* TASK STATEMENT
Transcribe all the records with complete accuracy.

[Data entries]
┌──
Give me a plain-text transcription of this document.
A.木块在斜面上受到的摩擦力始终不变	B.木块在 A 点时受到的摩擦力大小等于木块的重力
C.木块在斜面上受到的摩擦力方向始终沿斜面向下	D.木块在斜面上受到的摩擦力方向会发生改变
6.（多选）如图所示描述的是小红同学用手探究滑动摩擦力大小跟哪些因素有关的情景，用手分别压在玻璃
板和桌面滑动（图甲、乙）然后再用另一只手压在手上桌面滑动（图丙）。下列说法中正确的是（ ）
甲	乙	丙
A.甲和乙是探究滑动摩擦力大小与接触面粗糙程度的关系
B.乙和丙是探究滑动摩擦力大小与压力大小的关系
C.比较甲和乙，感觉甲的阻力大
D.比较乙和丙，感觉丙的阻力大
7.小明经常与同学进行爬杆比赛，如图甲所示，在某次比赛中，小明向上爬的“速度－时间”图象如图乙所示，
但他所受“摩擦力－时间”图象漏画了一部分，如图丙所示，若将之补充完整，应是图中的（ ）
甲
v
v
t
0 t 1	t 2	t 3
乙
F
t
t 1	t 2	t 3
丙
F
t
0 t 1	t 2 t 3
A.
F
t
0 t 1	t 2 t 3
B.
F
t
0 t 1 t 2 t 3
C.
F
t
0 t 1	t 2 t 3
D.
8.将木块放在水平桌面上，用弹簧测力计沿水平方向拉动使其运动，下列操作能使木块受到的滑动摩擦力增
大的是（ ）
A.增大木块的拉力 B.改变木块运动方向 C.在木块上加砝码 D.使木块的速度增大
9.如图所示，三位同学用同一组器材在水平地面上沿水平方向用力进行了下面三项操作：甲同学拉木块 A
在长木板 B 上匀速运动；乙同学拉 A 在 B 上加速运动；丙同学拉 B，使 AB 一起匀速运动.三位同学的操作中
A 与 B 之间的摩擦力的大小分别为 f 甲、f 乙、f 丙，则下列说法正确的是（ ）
└──
* THE COMPLETED TASK
Give me a plain-text transcription of this document.
A.木块在斜面上受到的摩擦力始终不变	B.木块在 A 点时受到的摩擦力大小等于木块的重力
C.木块在斜面上受到的摩擦力方向始终沿斜面向下	D.木块在斜面上受到的摩擦力方向会发生改变
6.（多选）如图所示描述的是小红同学用手探究滑动摩擦力大小跟哪些因素有关的情景，用手分别压在玻璃
板和桌面滑动（图甲、乙）然后再用另一只手压在手上桌面滑动（图丙）。下列说法中正确的是（ ）
甲	乙	丙
A.甲和乙是探究滑动摩擦力大小与接触面粗糙程度的关系
B.乙和丙是探究滑动摩擦力大小与压力大小的关系
C.比较甲和乙，感觉甲的阻力大
D.比较乙和丙，感觉丙的阻力大
7.小明经常与同学进行爬杆比赛，如图甲所示，在某次比赛中，小明向上爬的“速度－时间”图象如图乙所示，
但他所受“摩擦力－时间”图象漏画了一部分，如图丙所示，若将之补充完整，应是图中的（ ）
甲
v
v
t
0 t 1	t 2	t 3
乙
F
t
t 1	t 2	t 3
丙
F
t
0 t 1	t 2 t 3
A.
F
t
0 t 1	t 2 t 3
B.
F
t
0 t 1 t 2 t 3
C.
F
t
0 t 1	t 2 t 3
D.
8.将木块放在水平桌面上，用弹簧测力计沿水平方向拉动使其运动，下列操作能使木块受到的滑动摩擦力增
大的是（ ）
A.增大木块的拉力 B.改变木块运动方向 C.在木块上加砝码 D.使木块的速度增大
9.如图所示，三位同学用同一组器材在水平地面上沿水平方向用力进行了下面三项操作：甲同学拉木块 A
在长木板 B 上匀速运动；乙同学拉 A 在 B 上加速运动；丙同学拉 B，使 AB 一起匀速运动.三位同学的操作中
A 与 B 之间的摩擦力的大小分别为 f 甲、f 乙、f 丙，则下列说法正确的是（ ）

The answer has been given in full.